### [Aim]
Set each record down exactly, excluding all images.

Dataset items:
__________________________________________________

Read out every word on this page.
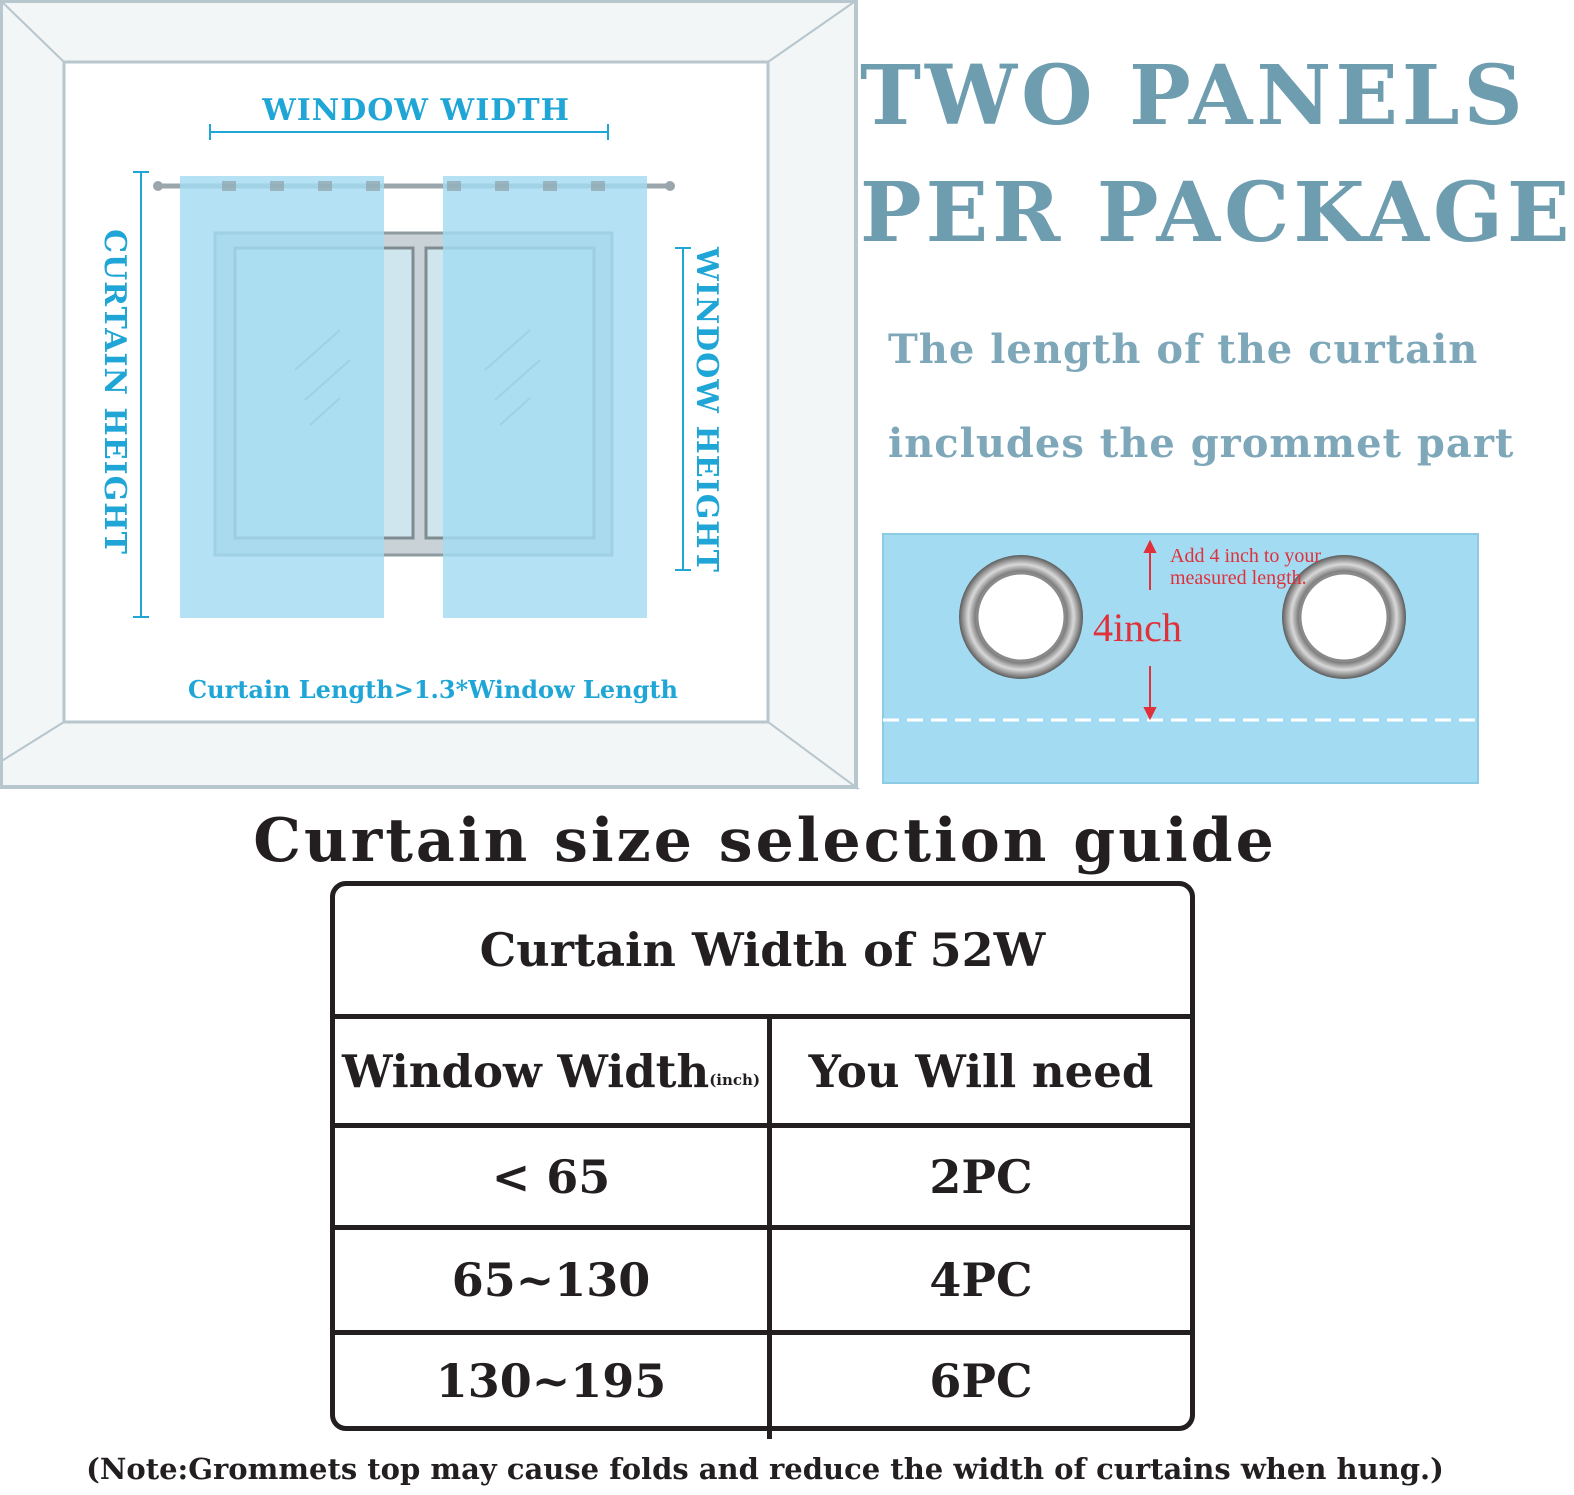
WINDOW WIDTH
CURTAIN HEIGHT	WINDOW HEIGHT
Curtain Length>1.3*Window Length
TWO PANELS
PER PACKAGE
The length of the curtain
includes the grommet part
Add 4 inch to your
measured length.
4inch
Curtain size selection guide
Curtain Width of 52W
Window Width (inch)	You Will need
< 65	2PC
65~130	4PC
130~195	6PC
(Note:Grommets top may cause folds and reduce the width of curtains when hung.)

__________________________________________________

### [Reply to the exercise]
Read out every word on this page.
WINDOW WIDTH
CURTAIN HEIGHT	WINDOW HEIGHT
Curtain Length>1.3*Window Length
TWO PANELS
PER PACKAGE
The length of the curtain
includes the grommet part
Add 4 inch to your
measured length.
4inch
Curtain size selection guide
Curtain Width of 52W
Window Width (inch)	You Will need
< 65	2PC
65~130	4PC
130~195	6PC
(Note:Grommets top may cause folds and reduce the width of curtains when hung.)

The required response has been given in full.